#### [What the task asks]
Reproduce the entries word for word, from their beginning through the line containing "The shutter disk 34 is at (750, 364).", including that line.

#### [Material]
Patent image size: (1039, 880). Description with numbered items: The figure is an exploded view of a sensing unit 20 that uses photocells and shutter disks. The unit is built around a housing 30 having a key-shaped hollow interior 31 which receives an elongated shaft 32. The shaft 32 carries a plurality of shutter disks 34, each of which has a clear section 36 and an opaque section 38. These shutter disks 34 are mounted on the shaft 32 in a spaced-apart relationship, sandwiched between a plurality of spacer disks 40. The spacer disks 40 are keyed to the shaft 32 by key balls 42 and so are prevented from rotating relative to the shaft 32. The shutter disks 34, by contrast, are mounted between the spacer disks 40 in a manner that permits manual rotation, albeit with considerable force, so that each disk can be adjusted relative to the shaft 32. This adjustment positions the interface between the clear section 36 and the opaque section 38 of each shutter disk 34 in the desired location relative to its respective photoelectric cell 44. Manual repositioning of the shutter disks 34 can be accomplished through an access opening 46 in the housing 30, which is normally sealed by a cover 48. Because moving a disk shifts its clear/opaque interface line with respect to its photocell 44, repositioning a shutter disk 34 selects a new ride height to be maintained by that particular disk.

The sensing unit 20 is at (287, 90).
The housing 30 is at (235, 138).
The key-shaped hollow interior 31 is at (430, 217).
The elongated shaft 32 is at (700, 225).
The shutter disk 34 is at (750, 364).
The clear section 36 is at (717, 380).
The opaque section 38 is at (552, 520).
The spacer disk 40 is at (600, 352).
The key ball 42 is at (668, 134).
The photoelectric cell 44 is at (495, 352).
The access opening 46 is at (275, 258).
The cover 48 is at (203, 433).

#### [Reply]
Patent image size: (1039, 880). Description with numbered items: The figure is an exploded view of a sensing unit 20 that uses photocells and shutter disks. The unit is built around a housing 30 having a key-shaped hollow interior 31 which receives an elongated shaft 32. The shaft 32 carries a plurality of shutter disks 34, each of which has a clear section 36 and an opaque section 38. These shutter disks 34 are mounted on the shaft 32 in a spaced-apart relationship, sandwiched between a plurality of spacer disks 40. The spacer disks 40 are keyed to the shaft 32 by key balls 42 and so are prevented from rotating relative to the shaft 32. The shutter disks 34, by contrast, are mounted between the spacer disks 40 in a manner that permits manual rotation, albeit with considerable force, so that each disk can be adjusted relative to the shaft 32. This adjustment positions the interface between the clear section 36 and the opaque section 38 of each shutter disk 34 in the desired location relative to its respective photoelectric cell 44. Manual repositioning of the shutter disks 34 can be accomplished through an access opening 46 in the housing 30, which is normally sealed by a cover 48. Because moving a disk shifts its clear/opaque interface line with respect to its photocell 44, repositioning a shutter disk 34 selects a new ride height to be maintained by that particular disk.

The sensing unit 20 is at (287, 90).
The housing 30 is at (235, 138).
The key-shaped hollow interior 31 is at (430, 217).
The elongated shaft 32 is at (700, 225).
The shutter disk 34 is at (750, 364).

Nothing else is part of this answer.